[Stored items]
***
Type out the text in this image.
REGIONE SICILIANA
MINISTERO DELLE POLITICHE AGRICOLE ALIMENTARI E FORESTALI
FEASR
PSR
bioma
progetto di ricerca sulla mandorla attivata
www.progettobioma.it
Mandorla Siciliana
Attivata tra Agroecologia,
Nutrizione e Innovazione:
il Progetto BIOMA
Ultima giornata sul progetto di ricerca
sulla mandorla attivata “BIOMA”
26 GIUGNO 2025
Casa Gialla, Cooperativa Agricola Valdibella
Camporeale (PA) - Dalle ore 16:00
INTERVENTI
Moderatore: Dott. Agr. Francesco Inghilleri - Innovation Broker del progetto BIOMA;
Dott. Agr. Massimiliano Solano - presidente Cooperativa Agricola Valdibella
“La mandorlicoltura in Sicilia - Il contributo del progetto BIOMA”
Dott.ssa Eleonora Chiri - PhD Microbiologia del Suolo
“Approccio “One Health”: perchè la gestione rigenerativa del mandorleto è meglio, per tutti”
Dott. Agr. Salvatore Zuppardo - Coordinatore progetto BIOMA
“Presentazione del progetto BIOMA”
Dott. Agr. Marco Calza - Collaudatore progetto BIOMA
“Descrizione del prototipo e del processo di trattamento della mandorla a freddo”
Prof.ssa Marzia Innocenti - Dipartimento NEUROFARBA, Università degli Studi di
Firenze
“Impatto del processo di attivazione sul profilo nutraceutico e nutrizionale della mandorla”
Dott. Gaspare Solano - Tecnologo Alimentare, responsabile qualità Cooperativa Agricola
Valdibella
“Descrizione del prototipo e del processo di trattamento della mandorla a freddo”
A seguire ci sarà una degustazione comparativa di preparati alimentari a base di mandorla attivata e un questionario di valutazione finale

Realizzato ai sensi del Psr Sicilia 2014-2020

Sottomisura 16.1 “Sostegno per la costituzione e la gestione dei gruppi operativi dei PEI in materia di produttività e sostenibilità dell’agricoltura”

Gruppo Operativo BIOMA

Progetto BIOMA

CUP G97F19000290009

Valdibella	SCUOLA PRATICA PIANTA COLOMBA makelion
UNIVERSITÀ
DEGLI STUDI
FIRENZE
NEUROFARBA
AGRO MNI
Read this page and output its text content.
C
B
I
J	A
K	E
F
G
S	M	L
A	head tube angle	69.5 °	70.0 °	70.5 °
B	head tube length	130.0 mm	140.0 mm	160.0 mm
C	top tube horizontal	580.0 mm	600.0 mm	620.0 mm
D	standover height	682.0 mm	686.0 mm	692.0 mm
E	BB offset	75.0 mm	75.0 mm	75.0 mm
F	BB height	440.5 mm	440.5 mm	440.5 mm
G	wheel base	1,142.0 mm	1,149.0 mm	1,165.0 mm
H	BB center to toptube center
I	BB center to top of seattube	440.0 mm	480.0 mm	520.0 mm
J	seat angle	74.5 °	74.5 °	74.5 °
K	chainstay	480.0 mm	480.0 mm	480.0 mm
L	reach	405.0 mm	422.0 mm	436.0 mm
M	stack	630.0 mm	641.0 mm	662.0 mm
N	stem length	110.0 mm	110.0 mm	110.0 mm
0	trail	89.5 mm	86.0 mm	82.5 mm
***
• What this task involves
All of the material above needs to be retyped word for word.

• Response for this exercise
Type out the text in this image.
REGIONE SICILIANA
MINISTERO DELLE POLITICHE AGRICOLE ALIMENTARI E FORESTALI
FEASR
PSR
bioma
progetto di ricerca sulla mandorla attivata
www.progettobioma.it
Mandorla Siciliana
Attivata tra Agroecologia,
Nutrizione e Innovazione:
il Progetto BIOMA
Ultima giornata sul progetto di ricerca
sulla mandorla attivata “BIOMA”
26 GIUGNO 2025
Casa Gialla, Cooperativa Agricola Valdibella
Camporeale (PA) - Dalle ore 16:00
INTERVENTI
Moderatore: Dott. Agr. Francesco Inghilleri - Innovation Broker del progetto BIOMA;
Dott. Agr. Massimiliano Solano - presidente Cooperativa Agricola Valdibella
“La mandorlicoltura in Sicilia - Il contributo del progetto BIOMA”
Dott.ssa Eleonora Chiri - PhD Microbiologia del Suolo
“Approccio “One Health”: perchè la gestione rigenerativa del mandorleto è meglio, per tutti”
Dott. Agr. Salvatore Zuppardo - Coordinatore progetto BIOMA
“Presentazione del progetto BIOMA”
Dott. Agr. Marco Calza - Collaudatore progetto BIOMA
“Descrizione del prototipo e del processo di trattamento della mandorla a freddo”
Prof.ssa Marzia Innocenti - Dipartimento NEUROFARBA, Università degli Studi di
Firenze
“Impatto del processo di attivazione sul profilo nutraceutico e nutrizionale della mandorla”
Dott. Gaspare Solano - Tecnologo Alimentare, responsabile qualità Cooperativa Agricola
Valdibella
“Descrizione del prototipo e del processo di trattamento della mandorla a freddo”
A seguire ci sarà una degustazione comparativa di preparati alimentari a base di mandorla attivata e un questionario di valutazione finale

Realizzato ai sensi del Psr Sicilia 2014-2020

Sottomisura 16.1 “Sostegno per la costituzione e la gestione dei gruppi operativi dei PEI in materia di produttività e sostenibilità dell’agricoltura”

Gruppo Operativo BIOMA

Progetto BIOMA

CUP G97F19000290009

Valdibella	SCUOLA PRATICA PIANTA COLOMBA makelion
UNIVERSITÀ
DEGLI STUDI
FIRENZE
NEUROFARBA
AGRO MNI
Read this page and output its text content.
C
B
I
J	A
K	E
F
G
S	M	L
A	head tube angle	69.5 °	70.0 °	70.5 °
B	head tube length	130.0 mm	140.0 mm	160.0 mm
C	top tube horizontal	580.0 mm	600.0 mm	620.0 mm
D	standover height	682.0 mm	686.0 mm	692.0 mm
E	BB offset	75.0 mm	75.0 mm	75.0 mm
F	BB height	440.5 mm	440.5 mm	440.5 mm
G	wheel base	1,142.0 mm	1,149.0 mm	1,165.0 mm
H	BB center to toptube center
I	BB center to top of seattube	440.0 mm	480.0 mm	520.0 mm
J	seat angle	74.5 °	74.5 °	74.5 °
K	chainstay	480.0 mm	480.0 mm	480.0 mm
L	reach	405.0 mm	422.0 mm	436.0 mm
M	stack	630.0 mm	641.0 mm	662.0 mm
N	stem length	110.0 mm	110.0 mm	110.0 mm
0	trail	89.5 mm	86.0 mm	82.5 mm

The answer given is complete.